● Objective: Repeat the material below word for word and leave out all pictures.

● Extracted entries:
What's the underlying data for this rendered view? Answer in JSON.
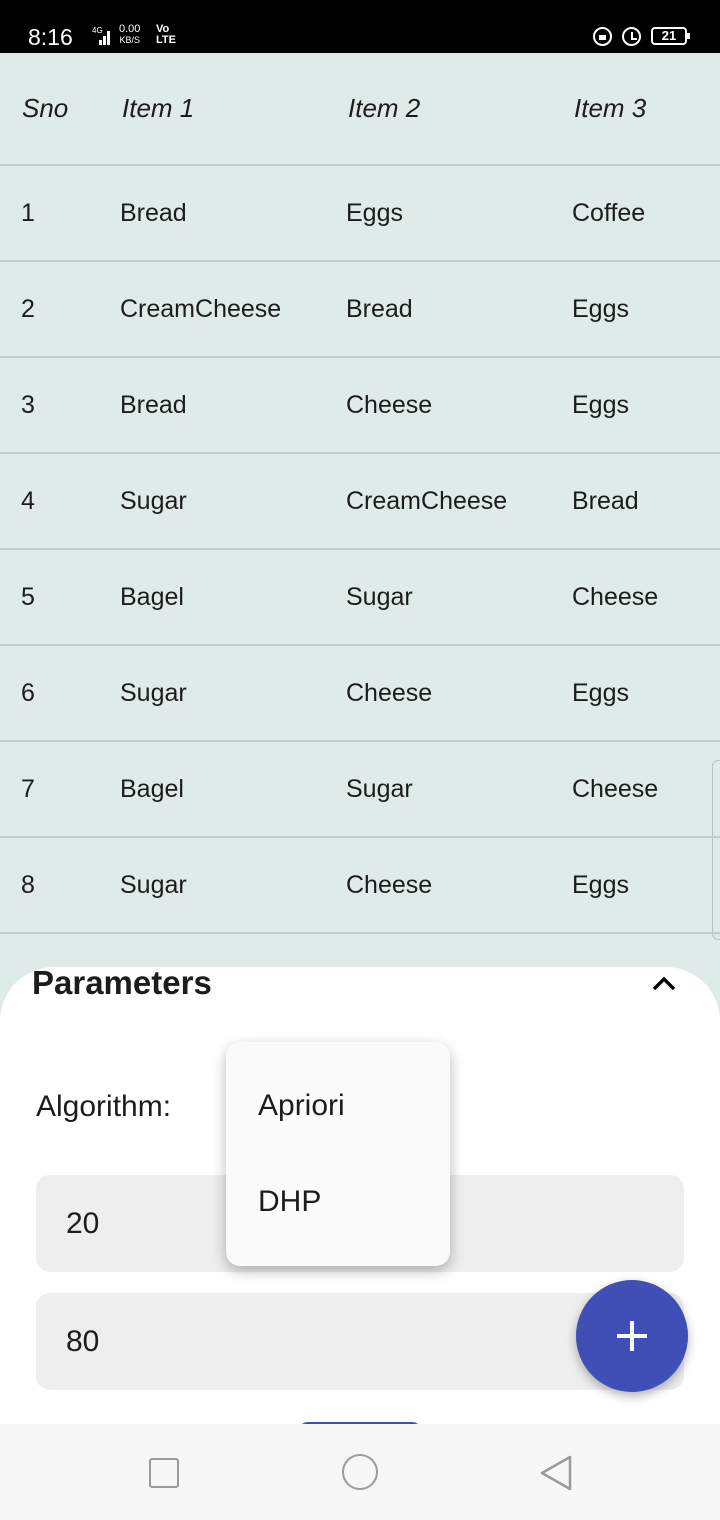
{
  "status_bar": {
    "time": "8:16",
    "network_type": "4G",
    "speed_value": "0.00",
    "speed_unit": "KB/S",
    "volte_top": "Vo",
    "volte_bottom": "LTE",
    "battery": "21"
  },
  "table": {
    "headers": [
      "Sno",
      "Item 1",
      "Item 2",
      "Item 3"
    ],
    "rows": [
      [
        "1",
        "Bread",
        "Eggs",
        "Coffee"
      ],
      [
        "2",
        "CreamCheese",
        "Bread",
        "Eggs"
      ],
      [
        "3",
        "Bread",
        "Cheese",
        "Eggs"
      ],
      [
        "4",
        "Sugar",
        "CreamCheese",
        "Bread"
      ],
      [
        "5",
        "Bagel",
        "Sugar",
        "Cheese"
      ],
      [
        "6",
        "Sugar",
        "Cheese",
        "Eggs"
      ],
      [
        "7",
        "Bagel",
        "Sugar",
        "Cheese"
      ],
      [
        "8",
        "Sugar",
        "Cheese",
        "Eggs"
      ]
    ]
  },
  "parameters": {
    "title": "Parameters",
    "algorithm_label": "Algorithm:",
    "support_value": "20",
    "confidence_value": "80"
  },
  "dropdown": {
    "options": [
      "Apriori",
      "DHP"
    ]
  },
  "colors": {
    "table_background": "#dfebe8",
    "accent": "#3f51b5"
  }
}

● Complete response:
What's the underlying data for this rendered view? Answer in JSON.
{
  "status_bar": {
    "time": "8:16",
    "network_type": "4G",
    "speed_value": "0.00",
    "speed_unit": "KB/S",
    "volte_top": "Vo",
    "volte_bottom": "LTE",
    "battery": "21"
  },
  "table": {
    "headers": [
      "Sno",
      "Item 1",
      "Item 2",
      "Item 3"
    ],
    "rows": [
      [
        "1",
        "Bread",
        "Eggs",
        "Coffee"
      ],
      [
        "2",
        "CreamCheese",
        "Bread",
        "Eggs"
      ],
      [
        "3",
        "Bread",
        "Cheese",
        "Eggs"
      ],
      [
        "4",
        "Sugar",
        "CreamCheese",
        "Bread"
      ],
      [
        "5",
        "Bagel",
        "Sugar",
        "Cheese"
      ],
      [
        "6",
        "Sugar",
        "Cheese",
        "Eggs"
      ],
      [
        "7",
        "Bagel",
        "Sugar",
        "Cheese"
      ],
      [
        "8",
        "Sugar",
        "Cheese",
        "Eggs"
      ]
    ]
  },
  "parameters": {
    "title": "Parameters",
    "algorithm_label": "Algorithm:",
    "support_value": "20",
    "confidence_value": "80"
  },
  "dropdown": {
    "options": [
      "Apriori",
      "DHP"
    ]
  },
  "colors": {
    "table_background": "#dfebe8",
    "accent": "#3f51b5"
  }
}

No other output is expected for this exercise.